— begin Data for the task —

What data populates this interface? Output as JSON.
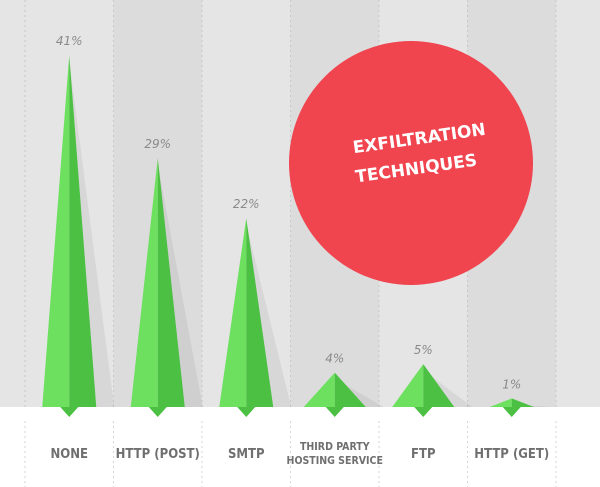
{
  "chart_data": {
    "type": "bar",
    "title_lines": [
      "EXFILTRATION",
      "TECHNIQUES"
    ],
    "categories": [
      "NONE",
      "HTTP (POST)",
      "SMTP",
      "THIRD PARTY HOSTING SERVICE",
      "FTP",
      "HTTP (GET)"
    ],
    "category_label_lines": [
      [
        "NONE"
      ],
      [
        "HTTP (POST)"
      ],
      [
        "SMTP"
      ],
      [
        "THIRD PARTY",
        "HOSTING SERVICE"
      ],
      [
        "FTP"
      ],
      [
        "HTTP (GET)"
      ]
    ],
    "values": [
      41,
      29,
      22,
      4,
      5,
      1
    ],
    "value_labels": [
      "41%",
      "29%",
      "22%",
      "4%",
      "5%",
      "1%"
    ],
    "ylim": [
      0,
      41
    ],
    "colors": {
      "bar_light": "#6ee060",
      "bar_dark": "#4bc043",
      "background": "#e5e5e5",
      "background_alt": "#dcdcdc",
      "badge": "#f0444f",
      "label": "#6f6f6f",
      "value": "#8a8a8a"
    }
  }
}
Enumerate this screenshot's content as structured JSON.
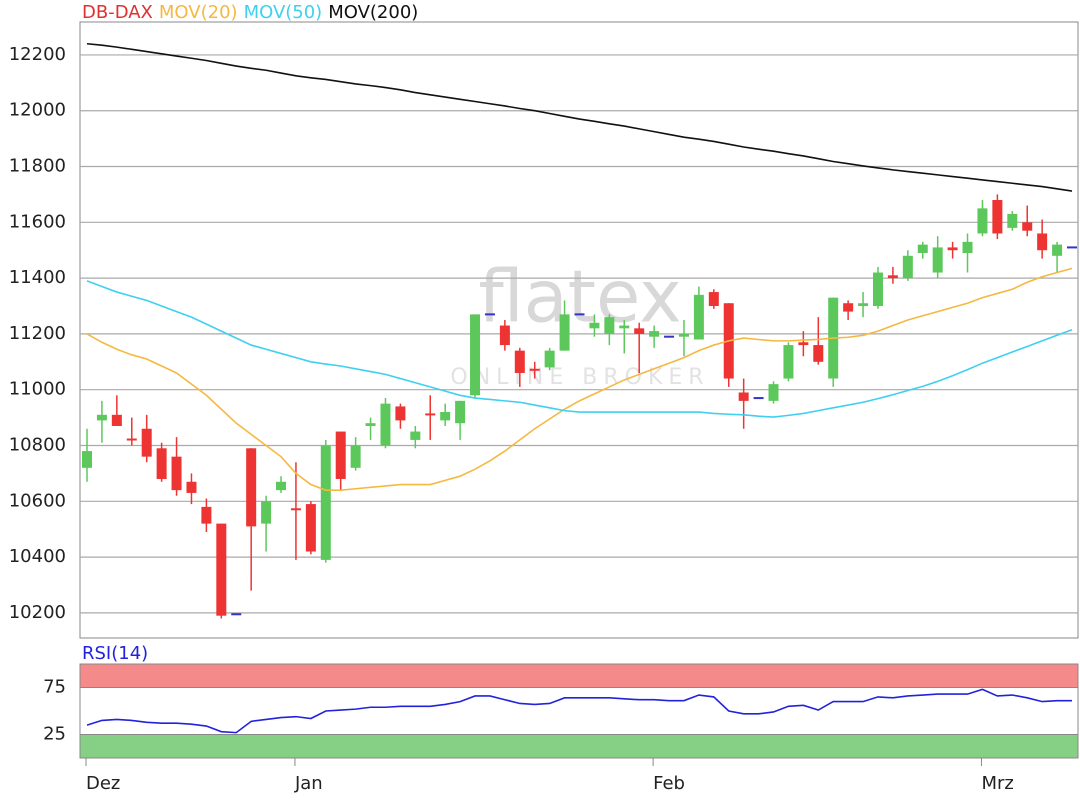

— end Data for the task —

■ Set exercise: Leave out the pictures and copy the rest of the material above exactly.

■ Full answer:
What data populates this interface? Output as JSON.
{
  "chart_data": {
    "type": "bar",
    "title_lines": [
      "EXFILTRATION",
      "TECHNIQUES"
    ],
    "categories": [
      "NONE",
      "HTTP (POST)",
      "SMTP",
      "THIRD PARTY HOSTING SERVICE",
      "FTP",
      "HTTP (GET)"
    ],
    "category_label_lines": [
      [
        "NONE"
      ],
      [
        "HTTP (POST)"
      ],
      [
        "SMTP"
      ],
      [
        "THIRD PARTY",
        "HOSTING SERVICE"
      ],
      [
        "FTP"
      ],
      [
        "HTTP (GET)"
      ]
    ],
    "values": [
      41,
      29,
      22,
      4,
      5,
      1
    ],
    "value_labels": [
      "41%",
      "29%",
      "22%",
      "4%",
      "5%",
      "1%"
    ],
    "ylim": [
      0,
      41
    ],
    "colors": {
      "bar_light": "#6ee060",
      "bar_dark": "#4bc043",
      "background": "#e5e5e5",
      "background_alt": "#dcdcdc",
      "badge": "#f0444f",
      "label": "#6f6f6f",
      "value": "#8a8a8a"
    }
  }
}
Enumerate this screenshot's content as structured JSON.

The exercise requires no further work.